# Your objective
Identify the lines that include the word "color", then copy all of them.

# Data supplied
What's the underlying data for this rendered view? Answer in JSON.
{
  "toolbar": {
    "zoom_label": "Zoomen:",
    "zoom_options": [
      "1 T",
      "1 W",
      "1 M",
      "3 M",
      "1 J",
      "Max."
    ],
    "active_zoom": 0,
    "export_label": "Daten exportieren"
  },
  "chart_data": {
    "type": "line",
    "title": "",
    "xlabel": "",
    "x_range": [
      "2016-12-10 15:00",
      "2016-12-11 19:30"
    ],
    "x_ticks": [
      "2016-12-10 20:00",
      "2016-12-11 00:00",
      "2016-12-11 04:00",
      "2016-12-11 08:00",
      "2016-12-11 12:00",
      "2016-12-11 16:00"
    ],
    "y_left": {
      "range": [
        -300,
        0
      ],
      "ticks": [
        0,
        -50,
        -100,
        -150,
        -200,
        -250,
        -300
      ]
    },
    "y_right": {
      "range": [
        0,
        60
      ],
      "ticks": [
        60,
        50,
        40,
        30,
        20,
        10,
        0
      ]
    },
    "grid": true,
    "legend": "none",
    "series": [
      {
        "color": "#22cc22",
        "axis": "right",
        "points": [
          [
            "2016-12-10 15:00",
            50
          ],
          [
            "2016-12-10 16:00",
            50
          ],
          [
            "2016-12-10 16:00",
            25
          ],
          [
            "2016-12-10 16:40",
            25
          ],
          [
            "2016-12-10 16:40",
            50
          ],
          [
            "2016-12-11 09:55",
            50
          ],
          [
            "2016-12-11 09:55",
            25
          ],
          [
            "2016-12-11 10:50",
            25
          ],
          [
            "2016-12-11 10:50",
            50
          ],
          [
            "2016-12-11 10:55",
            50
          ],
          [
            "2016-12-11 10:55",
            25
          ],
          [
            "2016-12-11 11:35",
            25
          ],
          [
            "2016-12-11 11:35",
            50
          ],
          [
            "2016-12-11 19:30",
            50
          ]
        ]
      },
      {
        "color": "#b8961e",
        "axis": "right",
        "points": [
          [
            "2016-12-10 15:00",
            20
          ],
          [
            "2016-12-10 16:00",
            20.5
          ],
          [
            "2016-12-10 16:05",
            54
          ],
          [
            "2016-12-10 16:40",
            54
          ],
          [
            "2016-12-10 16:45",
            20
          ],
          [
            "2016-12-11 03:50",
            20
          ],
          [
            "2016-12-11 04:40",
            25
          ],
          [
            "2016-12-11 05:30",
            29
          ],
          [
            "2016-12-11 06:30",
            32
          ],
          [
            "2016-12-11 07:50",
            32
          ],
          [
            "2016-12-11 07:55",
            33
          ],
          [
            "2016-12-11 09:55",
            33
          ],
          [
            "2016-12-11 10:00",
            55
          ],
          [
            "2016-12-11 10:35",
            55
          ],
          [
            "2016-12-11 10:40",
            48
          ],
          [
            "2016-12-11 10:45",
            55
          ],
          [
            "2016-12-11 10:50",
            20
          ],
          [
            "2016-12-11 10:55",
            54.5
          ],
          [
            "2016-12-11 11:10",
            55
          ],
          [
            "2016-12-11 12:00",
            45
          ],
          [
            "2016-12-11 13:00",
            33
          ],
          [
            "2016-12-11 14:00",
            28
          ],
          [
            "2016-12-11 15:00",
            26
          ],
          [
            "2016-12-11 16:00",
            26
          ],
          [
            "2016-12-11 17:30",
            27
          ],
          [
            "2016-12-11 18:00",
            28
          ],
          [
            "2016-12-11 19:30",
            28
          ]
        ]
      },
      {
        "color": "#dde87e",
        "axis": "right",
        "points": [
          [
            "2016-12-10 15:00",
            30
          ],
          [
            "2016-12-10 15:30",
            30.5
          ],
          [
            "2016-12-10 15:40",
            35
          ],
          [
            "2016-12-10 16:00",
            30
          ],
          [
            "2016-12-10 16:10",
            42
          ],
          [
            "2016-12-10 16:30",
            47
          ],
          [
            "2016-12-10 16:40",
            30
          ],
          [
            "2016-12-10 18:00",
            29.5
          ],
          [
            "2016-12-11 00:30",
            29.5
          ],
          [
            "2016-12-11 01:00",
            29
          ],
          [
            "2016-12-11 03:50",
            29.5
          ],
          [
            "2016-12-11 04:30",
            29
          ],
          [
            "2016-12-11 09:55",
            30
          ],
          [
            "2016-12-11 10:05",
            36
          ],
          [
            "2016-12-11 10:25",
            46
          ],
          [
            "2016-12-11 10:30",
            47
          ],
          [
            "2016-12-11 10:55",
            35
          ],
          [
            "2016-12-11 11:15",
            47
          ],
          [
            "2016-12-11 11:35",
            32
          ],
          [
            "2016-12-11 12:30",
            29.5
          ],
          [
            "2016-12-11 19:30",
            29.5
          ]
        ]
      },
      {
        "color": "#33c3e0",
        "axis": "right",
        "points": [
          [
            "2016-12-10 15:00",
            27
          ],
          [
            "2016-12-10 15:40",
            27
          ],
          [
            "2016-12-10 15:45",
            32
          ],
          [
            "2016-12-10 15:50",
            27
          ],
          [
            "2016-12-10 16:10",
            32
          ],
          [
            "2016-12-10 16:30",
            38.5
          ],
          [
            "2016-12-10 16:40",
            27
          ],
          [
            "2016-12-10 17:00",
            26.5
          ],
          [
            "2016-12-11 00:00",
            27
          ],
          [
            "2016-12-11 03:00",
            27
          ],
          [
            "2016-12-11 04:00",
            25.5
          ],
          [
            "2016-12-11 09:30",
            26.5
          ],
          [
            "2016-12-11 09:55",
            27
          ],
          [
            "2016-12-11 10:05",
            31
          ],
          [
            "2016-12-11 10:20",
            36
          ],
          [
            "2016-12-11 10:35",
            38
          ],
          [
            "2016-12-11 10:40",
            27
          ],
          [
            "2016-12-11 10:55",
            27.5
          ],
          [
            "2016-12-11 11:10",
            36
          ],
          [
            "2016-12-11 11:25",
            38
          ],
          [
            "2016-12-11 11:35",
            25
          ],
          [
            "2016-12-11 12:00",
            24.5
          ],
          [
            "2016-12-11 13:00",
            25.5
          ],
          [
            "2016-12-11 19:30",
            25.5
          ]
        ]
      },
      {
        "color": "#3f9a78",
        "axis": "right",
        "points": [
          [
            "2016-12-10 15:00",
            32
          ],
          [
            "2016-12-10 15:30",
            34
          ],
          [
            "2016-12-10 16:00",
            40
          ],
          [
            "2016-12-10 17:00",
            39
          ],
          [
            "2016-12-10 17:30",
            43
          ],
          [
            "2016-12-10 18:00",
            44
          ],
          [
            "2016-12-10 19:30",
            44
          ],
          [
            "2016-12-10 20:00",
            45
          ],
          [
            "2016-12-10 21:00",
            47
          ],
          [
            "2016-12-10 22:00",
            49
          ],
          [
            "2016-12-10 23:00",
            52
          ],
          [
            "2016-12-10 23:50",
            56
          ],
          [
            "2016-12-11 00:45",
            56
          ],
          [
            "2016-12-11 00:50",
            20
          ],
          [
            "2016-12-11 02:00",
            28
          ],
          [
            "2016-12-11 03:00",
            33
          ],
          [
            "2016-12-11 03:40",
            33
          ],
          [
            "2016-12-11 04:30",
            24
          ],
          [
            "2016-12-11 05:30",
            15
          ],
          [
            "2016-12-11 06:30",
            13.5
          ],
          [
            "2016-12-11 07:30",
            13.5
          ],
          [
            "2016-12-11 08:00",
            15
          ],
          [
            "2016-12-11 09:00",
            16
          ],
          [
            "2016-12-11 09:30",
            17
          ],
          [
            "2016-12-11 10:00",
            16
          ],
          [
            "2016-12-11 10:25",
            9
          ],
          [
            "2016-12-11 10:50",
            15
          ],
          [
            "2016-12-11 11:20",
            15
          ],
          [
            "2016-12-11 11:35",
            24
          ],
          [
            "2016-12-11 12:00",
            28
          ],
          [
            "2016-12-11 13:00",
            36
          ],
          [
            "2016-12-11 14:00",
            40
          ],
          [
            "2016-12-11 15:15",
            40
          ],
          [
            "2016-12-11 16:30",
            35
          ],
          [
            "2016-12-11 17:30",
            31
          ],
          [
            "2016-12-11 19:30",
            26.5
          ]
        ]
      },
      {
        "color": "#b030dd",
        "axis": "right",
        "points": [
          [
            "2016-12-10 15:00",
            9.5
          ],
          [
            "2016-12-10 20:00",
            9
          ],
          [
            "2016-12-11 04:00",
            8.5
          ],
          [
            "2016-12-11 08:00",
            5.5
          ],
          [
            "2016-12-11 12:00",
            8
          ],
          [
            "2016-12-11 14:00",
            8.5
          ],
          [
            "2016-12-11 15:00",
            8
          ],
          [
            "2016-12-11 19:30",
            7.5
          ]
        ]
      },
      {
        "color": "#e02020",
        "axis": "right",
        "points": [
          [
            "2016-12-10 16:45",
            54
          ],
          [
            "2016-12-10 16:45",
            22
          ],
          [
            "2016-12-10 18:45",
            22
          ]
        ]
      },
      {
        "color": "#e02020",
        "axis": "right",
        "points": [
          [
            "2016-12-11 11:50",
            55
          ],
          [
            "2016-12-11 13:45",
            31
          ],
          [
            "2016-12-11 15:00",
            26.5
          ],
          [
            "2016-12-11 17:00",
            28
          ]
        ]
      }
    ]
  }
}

# Task result
        "color": "#22cc22",
        "color": "#b8961e",
        "color": "#dde87e",
        "color": "#33c3e0",
        "color": "#3f9a78",
        "color": "#b030dd",
        "color": "#e02020",
        "color": "#e02020",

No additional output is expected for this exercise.